↓

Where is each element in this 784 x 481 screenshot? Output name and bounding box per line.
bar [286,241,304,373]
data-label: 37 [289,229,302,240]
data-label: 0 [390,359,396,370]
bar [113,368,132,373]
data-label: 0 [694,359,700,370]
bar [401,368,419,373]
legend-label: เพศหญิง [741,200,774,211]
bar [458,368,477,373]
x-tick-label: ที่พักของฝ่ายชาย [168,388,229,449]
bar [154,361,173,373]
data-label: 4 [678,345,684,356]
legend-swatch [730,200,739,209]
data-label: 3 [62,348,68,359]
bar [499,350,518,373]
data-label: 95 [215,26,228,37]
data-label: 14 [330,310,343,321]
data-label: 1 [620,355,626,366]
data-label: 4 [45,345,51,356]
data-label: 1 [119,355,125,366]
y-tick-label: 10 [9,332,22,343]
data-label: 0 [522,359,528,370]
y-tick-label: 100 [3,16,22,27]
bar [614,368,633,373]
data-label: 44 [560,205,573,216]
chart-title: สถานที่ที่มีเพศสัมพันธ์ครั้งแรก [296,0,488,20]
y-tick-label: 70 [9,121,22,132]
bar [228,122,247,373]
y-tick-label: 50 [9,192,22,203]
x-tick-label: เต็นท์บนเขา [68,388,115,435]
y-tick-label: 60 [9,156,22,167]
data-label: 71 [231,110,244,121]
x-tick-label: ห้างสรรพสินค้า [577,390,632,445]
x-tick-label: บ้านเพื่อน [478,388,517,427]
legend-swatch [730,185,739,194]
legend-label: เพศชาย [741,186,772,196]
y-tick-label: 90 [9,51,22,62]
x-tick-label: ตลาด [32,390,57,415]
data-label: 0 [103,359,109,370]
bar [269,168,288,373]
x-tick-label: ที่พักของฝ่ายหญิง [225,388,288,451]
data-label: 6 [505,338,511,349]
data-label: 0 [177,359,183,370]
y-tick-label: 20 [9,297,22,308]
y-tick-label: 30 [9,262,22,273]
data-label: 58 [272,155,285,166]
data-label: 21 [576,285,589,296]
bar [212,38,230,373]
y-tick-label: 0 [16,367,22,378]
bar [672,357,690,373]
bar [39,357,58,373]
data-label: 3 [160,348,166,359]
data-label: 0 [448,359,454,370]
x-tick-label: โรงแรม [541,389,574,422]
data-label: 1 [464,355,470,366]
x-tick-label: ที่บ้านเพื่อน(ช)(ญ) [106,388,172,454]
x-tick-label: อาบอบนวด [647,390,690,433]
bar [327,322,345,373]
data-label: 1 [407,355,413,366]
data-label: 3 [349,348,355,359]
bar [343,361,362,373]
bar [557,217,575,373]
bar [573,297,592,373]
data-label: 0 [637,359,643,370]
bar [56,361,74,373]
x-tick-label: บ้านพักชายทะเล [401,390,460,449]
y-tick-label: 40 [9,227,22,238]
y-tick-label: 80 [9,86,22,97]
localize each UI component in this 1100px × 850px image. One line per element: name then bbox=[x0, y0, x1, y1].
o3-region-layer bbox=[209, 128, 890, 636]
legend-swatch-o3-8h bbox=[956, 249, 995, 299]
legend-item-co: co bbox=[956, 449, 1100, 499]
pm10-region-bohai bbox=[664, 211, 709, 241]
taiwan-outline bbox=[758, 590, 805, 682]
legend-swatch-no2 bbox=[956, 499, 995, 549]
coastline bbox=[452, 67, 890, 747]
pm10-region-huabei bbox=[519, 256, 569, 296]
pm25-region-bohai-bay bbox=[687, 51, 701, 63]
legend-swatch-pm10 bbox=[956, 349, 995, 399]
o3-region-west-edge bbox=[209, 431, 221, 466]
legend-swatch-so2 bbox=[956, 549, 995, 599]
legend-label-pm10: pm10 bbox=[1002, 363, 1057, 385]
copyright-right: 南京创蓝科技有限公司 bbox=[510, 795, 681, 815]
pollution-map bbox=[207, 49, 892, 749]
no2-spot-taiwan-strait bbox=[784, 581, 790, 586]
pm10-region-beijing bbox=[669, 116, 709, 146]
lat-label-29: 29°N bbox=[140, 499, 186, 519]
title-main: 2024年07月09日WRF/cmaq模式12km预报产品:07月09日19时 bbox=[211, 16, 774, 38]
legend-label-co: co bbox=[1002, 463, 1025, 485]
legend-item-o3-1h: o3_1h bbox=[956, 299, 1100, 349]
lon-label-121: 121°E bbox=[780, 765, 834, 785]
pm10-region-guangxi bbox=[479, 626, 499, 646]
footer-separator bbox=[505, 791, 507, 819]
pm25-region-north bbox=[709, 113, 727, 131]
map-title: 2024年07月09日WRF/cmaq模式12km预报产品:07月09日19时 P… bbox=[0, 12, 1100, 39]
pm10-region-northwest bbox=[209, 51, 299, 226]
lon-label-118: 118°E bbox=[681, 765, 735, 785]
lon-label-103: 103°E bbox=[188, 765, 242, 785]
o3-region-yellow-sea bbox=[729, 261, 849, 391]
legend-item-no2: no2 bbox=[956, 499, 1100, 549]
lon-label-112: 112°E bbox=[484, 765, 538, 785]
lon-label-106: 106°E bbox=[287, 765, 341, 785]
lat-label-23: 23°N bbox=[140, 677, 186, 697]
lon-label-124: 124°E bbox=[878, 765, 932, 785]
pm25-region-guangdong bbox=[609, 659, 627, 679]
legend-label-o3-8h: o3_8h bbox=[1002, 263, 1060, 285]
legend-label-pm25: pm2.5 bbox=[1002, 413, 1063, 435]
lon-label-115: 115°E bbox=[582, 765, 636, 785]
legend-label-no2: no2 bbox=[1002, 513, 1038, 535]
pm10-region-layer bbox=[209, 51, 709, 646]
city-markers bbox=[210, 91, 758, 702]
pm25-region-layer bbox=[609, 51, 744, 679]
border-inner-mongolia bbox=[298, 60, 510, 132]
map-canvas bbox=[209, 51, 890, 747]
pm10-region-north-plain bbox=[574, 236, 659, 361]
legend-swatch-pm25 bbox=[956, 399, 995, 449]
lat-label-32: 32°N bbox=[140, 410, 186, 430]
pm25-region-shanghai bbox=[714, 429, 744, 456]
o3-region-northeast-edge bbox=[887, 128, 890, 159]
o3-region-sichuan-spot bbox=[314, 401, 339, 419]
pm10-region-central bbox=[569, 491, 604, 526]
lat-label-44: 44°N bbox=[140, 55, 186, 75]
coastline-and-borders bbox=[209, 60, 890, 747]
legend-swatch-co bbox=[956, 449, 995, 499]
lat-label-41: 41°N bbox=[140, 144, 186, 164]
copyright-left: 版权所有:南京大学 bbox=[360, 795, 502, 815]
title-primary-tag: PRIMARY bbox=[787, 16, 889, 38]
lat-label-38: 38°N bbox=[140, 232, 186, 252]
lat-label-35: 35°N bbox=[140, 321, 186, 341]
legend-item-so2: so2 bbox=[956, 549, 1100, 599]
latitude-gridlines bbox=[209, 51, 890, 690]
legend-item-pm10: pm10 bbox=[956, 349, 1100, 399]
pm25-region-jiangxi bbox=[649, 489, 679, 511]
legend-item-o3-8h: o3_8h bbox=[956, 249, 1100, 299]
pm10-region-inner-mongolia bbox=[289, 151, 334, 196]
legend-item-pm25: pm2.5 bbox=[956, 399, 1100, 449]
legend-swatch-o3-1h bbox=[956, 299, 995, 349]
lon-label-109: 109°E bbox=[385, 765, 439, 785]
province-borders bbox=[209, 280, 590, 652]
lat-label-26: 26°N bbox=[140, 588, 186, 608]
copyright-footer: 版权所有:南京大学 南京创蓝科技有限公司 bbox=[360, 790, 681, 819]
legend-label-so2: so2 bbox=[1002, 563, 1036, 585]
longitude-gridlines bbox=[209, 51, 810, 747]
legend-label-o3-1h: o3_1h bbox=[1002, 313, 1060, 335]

↑

**GOAL:**
Arrange the lines above as a Markdown table with the columns "Row" and "Line," numbering each row in order and omitting blank lines.

**CORRECT ANSWER:**
| Row | Line |
|---|---|
| 1 | Where is each element in this 784 x 481 screenshot? Output name and bounding box per line. |
| 2 | bar [286,241,304,373] |
| 3 | data-label: 37 [289,229,302,240] |
| 4 | data-label: 0 [390,359,396,370] |
| 5 | bar [113,368,132,373] |
| 6 | data-label: 0 [694,359,700,370] |
| 7 | bar [401,368,419,373] |
| 8 | legend-label: เพศหญิง [741,200,774,211] |
| 9 | bar [458,368,477,373] |
| 10 | x-tick-label: ที่พักของฝ่ายชาย [168,388,229,449] |
| 11 | bar [154,361,173,373] |
| 12 | data-label: 4 [678,345,684,356] |
| 13 | legend-swatch [730,200,739,209] |
| 14 | data-label: 3 [62,348,68,359] |
| 15 | bar [499,350,518,373] |
| 16 | data-label: 95 [215,26,228,37] |
| 17 | data-label: 14 [330,310,343,321] |
| 18 | data-label: 1 [620,355,626,366] |
| 19 | data-label: 4 [45,345,51,356] |
| 20 | data-label: 1 [119,355,125,366] |
| 21 | y-tick-label: 10 [9,332,22,343] |
| 22 | data-label: 0 [522,359,528,370] |
| 23 | y-tick-label: 100 [3,16,22,27] |
| 24 | bar [614,368,633,373] |
| 25 | data-label: 44 [560,205,573,216] |
| 26 | chart-title: สถานที่ที่มีเพศสัมพันธ์ครั้งแรก [296,0,488,20] |
| 27 | y-tick-label: 70 [9,121,22,132] |
| 28 | bar [228,122,247,373] |
| 29 | y-tick-label: 50 [9,192,22,203] |
| 30 | x-tick-label: เต็นท์บนเขา [68,388,115,435] |
| 31 | y-tick-label: 60 [9,156,22,167] |
| 32 | data-label: 71 [231,110,244,121] |
| 33 | x-tick-label: ห้างสรรพสินค้า [577,390,632,445] |
| 34 | x-tick-label: บ้านเพื่อน [478,388,517,427] |
| 35 | legend-swatch [730,185,739,194] |
| 36 | legend-label: เพศชาย [741,186,772,196] |
| 37 | y-tick-label: 90 [9,51,22,62] |
| 38 | x-tick-label: ตลาด [32,390,57,415] |
| 39 | data-label: 0 [103,359,109,370] |
| 40 | bar [269,168,288,373] |
| 41 | x-tick-label: ที่พักของฝ่ายหญิง [225,388,288,451] |
| 42 | data-label: 6 [505,338,511,349] |
| 43 | data-label: 0 [177,359,183,370] |
| 44 | y-tick-label: 20 [9,297,22,308] |
| 45 | y-tick-label: 30 [9,262,22,273] |
| 46 | data-label: 58 [272,155,285,166] |
| 47 | data-label: 21 [576,285,589,296] |
| 48 | bar [212,38,230,373] |
| 49 | y-tick-label: 0 [16,367,22,378] |
| 50 | bar [672,357,690,373] |
| 51 | bar [39,357,58,373] |
| 52 | data-label: 3 [160,348,166,359] |
| 53 | data-label: 0 [448,359,454,370] |
| 54 | x-tick-label: โรงแรม [541,389,574,422] |
| 55 | data-label: 1 [464,355,470,366] |
| 56 | x-tick-label: ที่บ้านเพื่อน(ช)(ญ) [106,388,172,454] |
| 57 | x-tick-label: อาบอบนวด [647,390,690,433] |
| 58 | bar [327,322,345,373] |
| 59 | data-label: 1 [407,355,413,366] |
| 60 | data-label: 3 [349,348,355,359] |
| 61 | bar [343,361,362,373] |
| 62 | bar [557,217,575,373] |
| 63 | bar [573,297,592,373] |
| 64 | data-label: 0 [637,359,643,370] |
| 65 | bar [56,361,74,373] |
| 66 | x-tick-label: บ้านพักชายทะเล [401,390,460,449] |
| 67 | y-tick-label: 40 [9,227,22,238] |
| 68 | y-tick-label: 80 [9,86,22,97] |
| 69 | localize each UI component in this 1100px × 850px image. One line per element: name then bbox=[x0, y0, x1, y1]. |
| 70 | o3-region-layer bbox=[209, 128, 890, 636] |
| 71 | legend-swatch-o3-8h bbox=[956, 249, 995, 299] |
| 72 | legend-item-co: co bbox=[956, 449, 1100, 499] |
| 73 | pm10-region-bohai bbox=[664, 211, 709, 241] |
| 74 | taiwan-outline bbox=[758, 590, 805, 682] |
| 75 | legend-swatch-no2 bbox=[956, 499, 995, 549] |
| 76 | coastline bbox=[452, 67, 890, 747] |
| 77 | pm10-region-huabei bbox=[519, 256, 569, 296] |
| 78 | pm25-region-bohai-bay bbox=[687, 51, 701, 63] |
| 79 | legend-swatch-pm10 bbox=[956, 349, 995, 399] |
| 80 | o3-region-west-edge bbox=[209, 431, 221, 466] |
| 81 | legend-swatch-so2 bbox=[956, 549, 995, 599] |
| 82 | legend-label-pm10: pm10 bbox=[1002, 363, 1057, 385] |
| 83 | copyright-right: 南京创蓝科技有限公司 bbox=[510, 795, 681, 815] |
| 84 | pollution-map bbox=[207, 49, 892, 749] |
| 85 | no2-spot-taiwan-strait bbox=[784, 581, 790, 586] |
| 86 | pm10-region-beijing bbox=[669, 116, 709, 146] |
| 87 | lat-label-29: 29°N bbox=[140, 499, 186, 519] |
| 88 | title-main: 2024年07月09日WRF/cmaq模式12km预报产品:07月09日19时 bbox=[211, 16, 774, 38] |
| 89 | legend-label-co: co bbox=[1002, 463, 1025, 485] |
| 90 | legend-item-o3-1h: o3_1h bbox=[956, 299, 1100, 349] |
| 91 | lon-label-121: 121°E bbox=[780, 765, 834, 785] |
| 92 | pm10-region-guangxi bbox=[479, 626, 499, 646] |
| 93 | footer-separator bbox=[505, 791, 507, 819] |
| 94 | pm25-region-north bbox=[709, 113, 727, 131] |
| 95 | map-title: 2024年07月09日WRF/cmaq模式12km预报产品:07月09日19时 P… bbox=[0, 12, 1100, 39] |
| 96 | pm10-region-northwest bbox=[209, 51, 299, 226] |
| 97 | lon-label-118: 118°E bbox=[681, 765, 735, 785] |
| 98 | lon-label-103: 103°E bbox=[188, 765, 242, 785] |
| 99 | o3-region-yellow-sea bbox=[729, 261, 849, 391] |
| 100 | legend-item-no2: no2 bbox=[956, 499, 1100, 549] |
| 101 | lon-label-112: 112°E bbox=[484, 765, 538, 785] |
| 102 | lon-label-106: 106°E bbox=[287, 765, 341, 785] |
| 103 | lat-label-23: 23°N bbox=[140, 677, 186, 697] |
| 104 | lon-label-124: 124°E bbox=[878, 765, 932, 785] |
| 105 | pm25-region-guangdong bbox=[609, 659, 627, 679] |
| 106 | legend-label-o3-8h: o3_8h bbox=[1002, 263, 1060, 285] |
| 107 | legend-label-pm25: pm2.5 bbox=[1002, 413, 1063, 435] |
| 108 | lon-label-115: 115°E bbox=[582, 765, 636, 785] |
| 109 | legend-label-no2: no2 bbox=[1002, 513, 1038, 535] |
| 110 | pm10-region-layer bbox=[209, 51, 709, 646] |
| 111 | city-markers bbox=[210, 91, 758, 702] |
| 112 | pm25-region-layer bbox=[609, 51, 744, 679] |
| 113 | border-inner-mongolia bbox=[298, 60, 510, 132] |
| 114 | map-canvas bbox=[209, 51, 890, 747] |
| 115 | pm10-region-north-plain bbox=[574, 236, 659, 361] |
| 116 | legend-swatch-pm25 bbox=[956, 399, 995, 449] |
| 117 | lat-label-32: 32°N bbox=[140, 410, 186, 430] |
| 118 | pm25-region-shanghai bbox=[714, 429, 744, 456] |
| 119 | o3-region-northeast-edge bbox=[887, 128, 890, 159] |
| 120 | o3-region-sichuan-spot bbox=[314, 401, 339, 419] |
| 121 | pm10-region-central bbox=[569, 491, 604, 526] |
| 122 | lat-label-44: 44°N bbox=[140, 55, 186, 75] |
| 123 | coastline-and-borders bbox=[209, 60, 890, 747] |
| 124 | legend-swatch-co bbox=[956, 449, 995, 499] |
| 125 | lat-label-41: 41°N bbox=[140, 144, 186, 164] |
| 126 | copyright-left: 版权所有:南京大学 bbox=[360, 795, 502, 815] |
| 127 | title-primary-tag: PRIMARY bbox=[787, 16, 889, 38] |
| 128 | lat-label-38: 38°N bbox=[140, 232, 186, 252] |
| 129 | lat-label-35: 35°N bbox=[140, 321, 186, 341] |
| 130 | legend-item-so2: so2 bbox=[956, 549, 1100, 599] |
| 131 | latitude-gridlines bbox=[209, 51, 890, 690] |
| 132 | legend-item-pm10: pm10 bbox=[956, 349, 1100, 399] |
| 133 | pm25-region-jiangxi bbox=[649, 489, 679, 511] |
| 134 | legend-item-o3-8h: o3_8h bbox=[956, 249, 1100, 299] |
| 135 | pm10-region-inner-mongolia bbox=[289, 151, 334, 196] |
| 136 | legend-item-pm25: pm2.5 bbox=[956, 399, 1100, 449] |
| 137 | legend-swatch-o3-1h bbox=[956, 299, 995, 349] |
| 138 | lon-label-109: 109°E bbox=[385, 765, 439, 785] |
| 139 | province-borders bbox=[209, 280, 590, 652] |
| 140 | lat-label-26: 26°N bbox=[140, 588, 186, 608] |
| 141 | copyright-footer: 版权所有:南京大学 南京创蓝科技有限公司 bbox=[360, 790, 681, 819] |
| 142 | legend-label-so2: so2 bbox=[1002, 563, 1036, 585] |
| 143 | longitude-gridlines bbox=[209, 51, 810, 747] |
| 144 | legend-label-o3-1h: o3_1h bbox=[1002, 313, 1060, 335] |